The records that follow are to be transcribed in full, without their images.
* Start Input data *
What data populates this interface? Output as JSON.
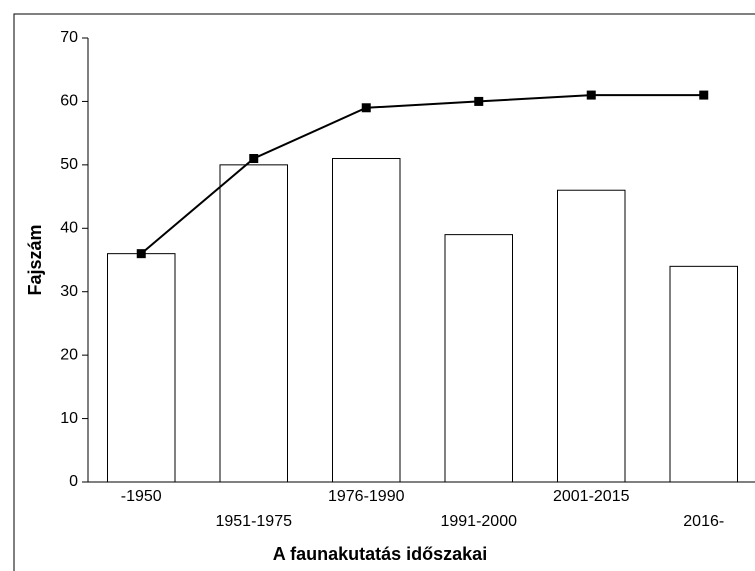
{
  "chart_data": {
    "type": "bar",
    "xlabel": "A faunakutatás időszakai",
    "ylabel": "Fajszám",
    "categories": [
      "-1950",
      "1951-1975",
      "1976-1990",
      "1991-2000",
      "2001-2015",
      "2016-"
    ],
    "series": [
      {
        "type": "bar",
        "color": "#ffffff",
        "values": [
          36,
          50,
          51,
          39,
          46,
          34
        ]
      },
      {
        "type": "line",
        "color": "#000000",
        "values": [
          36,
          51,
          59,
          60,
          61,
          61
        ]
      }
    ],
    "ylim": [
      0,
      70
    ],
    "yticks": [
      0,
      10,
      20,
      30,
      40,
      50,
      60,
      70
    ],
    "grid": false
  }
}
* End Input data *
• Answer for this exercise:
What data populates this interface? Output as JSON.
{
  "chart_data": {
    "type": "bar",
    "xlabel": "A faunakutatás időszakai",
    "ylabel": "Fajszám",
    "categories": [
      "-1950",
      "1951-1975",
      "1976-1990",
      "1991-2000",
      "2001-2015",
      "2016-"
    ],
    "series": [
      {
        "type": "bar",
        "color": "#ffffff",
        "values": [
          36,
          50,
          51,
          39,
          46,
          34
        ]
      },
      {
        "type": "line",
        "color": "#000000",
        "values": [
          36,
          51,
          59,
          60,
          61,
          61
        ]
      }
    ],
    "ylim": [
      0,
      70
    ],
    "yticks": [
      0,
      10,
      20,
      30,
      40,
      50,
      60,
      70
    ],
    "grid": false
  }
}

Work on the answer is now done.